» Prompt 1
Return unchanged the lines of the listing, starting with the line that contains "icon: location pin [627,218,645,247]" and going on through the line that contains "flag emblem: machete [122,110,153,136]", with both of those lines included.
——
In one bad week in March, two people were indirectly killed by automated driving systems. A Tesla vehicle drove into a barrier, killing its driver, and an Uber vehicle hit and killed a pedestrian crossing the street. The National Transportation Safety Board’s preliminary reports on both accidents came out recently, and these bring us as close as we’re going to get to a definitive view of what actually happened. What can we learn from these two crashes?
There is one outstanding factor that makes these two crashes look different on the surface: Tesla’s algorithm misidentified a lane split and actively accelerated into the barrier, while the Uber system eventually correctly identified the cyclist crossing the street and probably had time to stop, but it was disabled. You might say that if the Tesla driver died from trusting the system too much, the Uber fatality arose from trusting the system too little.
But you’d be wrong. The forward-facing radar in the Tesla should have prevented the accident by seeing the barrier and slamming on the brakes, but the Tesla algorithm places more weight on the cameras than the radar. Why? For exactly the same reason that the Uber emergency-braking system was turned off: there are “too many” false positives and the result is that far too often the cars brake needlessly under normal driving circumstances.
The crux of the self-driving at the moment is precisely figuring out when to slam on the brakes and when not. Brake too often, and the passengers are annoyed or the car gets rear-ended. Brake too infrequently, and the consequences can be worse. Indeed, this is the central problem of autonomous vehicle safety, and neither Tesla nor Uber have it figured out yet.
——
» Prompt 2
Answer these questions from the passage on the two automated-driving crashes.
(a) Which agency released the preliminary reports on both accidents?
(b) Which sensor in the Tesla should have seen the barrier and braked?
(c) What two outcomes of braking too often does the passage name?

» Information shown
——
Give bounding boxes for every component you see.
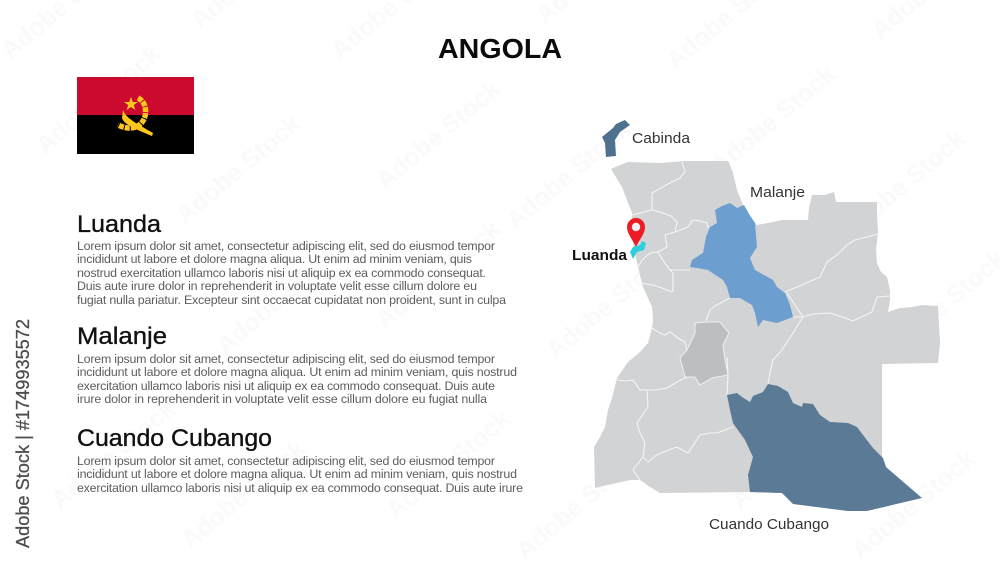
icon: location pin [627,218,645,247]
watermark pattern: Adobe Stock [371,75,506,195]
watermark pattern: Adobe Stock [371,215,506,335]
body text: Luanda: fugiat nulla pariatur. Excepteur sint occaecat cupidatat non proident, sunt in culpa [77,293,506,307]
region: Luanda [630,241,646,259]
flag emblem: machete [122,110,153,136]
heading: Cuando Cubango: Cuando Cubango [77,425,272,452]
watermark pattern: Adobe Stock [541,245,676,365]
label: Malanje: Malanje [750,184,805,201]
text block: Cuando Cubango [77,425,523,495]
flag of Angola [77,77,194,154]
body text: Luanda [77,239,506,307]
body text: Malanje [77,352,517,406]
body text: Luanda: nostrud exercitation ullamco laboris nisi ut aliquip ex ea commodo consequat. [77,266,486,280]
body text: Cuando Cubango [77,454,523,495]
body text: Cuando Cubango: incididunt ut labore et dolore magna aliqua. Ut enim ad minim veniam, quis nostrud [77,467,517,481]
watermark pattern: Adobe Stock [171,110,306,230]
watermark pattern: Adobe Stock [846,445,981,563]
flag emblem: star [124,97,138,110]
text block: Malanje [77,323,517,406]
watermark pattern: Adobe Stock [211,240,346,360]
body text: Malanje: irure dolor in reprehenderit in voluptate velit esse cillum dolore eu fugiat nulla [77,392,487,406]
watermark pattern: Adobe Stock [726,395,861,515]
region: Cabinda [602,120,630,157]
label: Cuando Cubango: Cuando Cubango [709,516,829,533]
body text: Cuando Cubango: exercitation ullamco laboris nisi ut aliquip ex ea commodo consequat. Duis aute irure [77,481,523,495]
watermark pattern: Adobe Stock [31,40,166,160]
heading: Luanda: Luanda [77,211,162,238]
body text: Cuando Cubango: Lorem ipsum dolor sit amet, consectetur adipiscing elit, sed do eiusmod tempor [77,454,495,468]
body text: Malanje: incididunt ut labore et dolore magna aliqua. Ut enim ad minim veniam, quis nostrud [77,365,517,379]
heading: Malanje: Malanje [77,323,167,350]
watermark pattern: Adobe Stock [836,125,971,245]
body text: Malanje: Lorem ipsum dolor sit amet, consectetur adipiscing elit, sed do eiusmod tempor [77,352,495,366]
body text: Malanje: exercitation ullamco laboris nisi ut aliquip ex ea commodo consequat. Duis aute [77,379,495,393]
watermark pattern: Adobe Stock [46,395,181,515]
watermark pattern: Adobe Stock [706,60,841,180]
text block: Luanda [77,211,506,307]
watermark pattern: Adobe Stock [501,115,636,235]
region: Malanje [690,203,793,327]
body text: Luanda: incididunt ut labore et dolore magna aliqua. Ut enim ad minim veniam, quis [77,252,472,266]
watermark pattern: Adobe Stock [511,445,646,563]
map of Angola [594,120,940,511]
label: Luanda: Luanda [572,247,628,264]
province borders [617,162,890,480]
body text: Luanda: Lorem ipsum dolor sit amet, consectetur adipiscing elit, sed do eiusmod tempor [77,239,495,253]
watermark pattern: Adobe Stock [381,405,516,525]
region: central highlighted province [680,322,729,385]
label: Cabinda: Cabinda [632,130,691,147]
watermark pattern: Adobe Stock [176,435,311,555]
flag emblem: gear arc [118,98,146,128]
title: ANGOLA [438,33,562,64]
region: Cuando Cubango [727,384,922,511]
body text: Luanda: Duis aute irure dolor in reprehenderit in voluptate velit esse cillum dolore eu [77,279,477,293]
stock caption: Adobe Stock | #1749935572 [13,319,33,548]
mainland base [594,161,940,511]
——
» Task result 1
icon: location pin [627,218,645,247]
watermark pattern: Adobe Stock [371,75,506,195]
watermark pattern: Adobe Stock [371,215,506,335]
body text: Luanda: fugiat nulla pariatur. Excepteur sint occaecat cupidatat non proident, sunt in culpa [77,293,506,307]
region: Luanda [630,241,646,259]
flag emblem: machete [122,110,153,136]

» Task result 2
(a) The National Transportation Safety Board.
(b) The forward-facing radar.
(c) The passengers are annoyed, or the car gets rear-ended.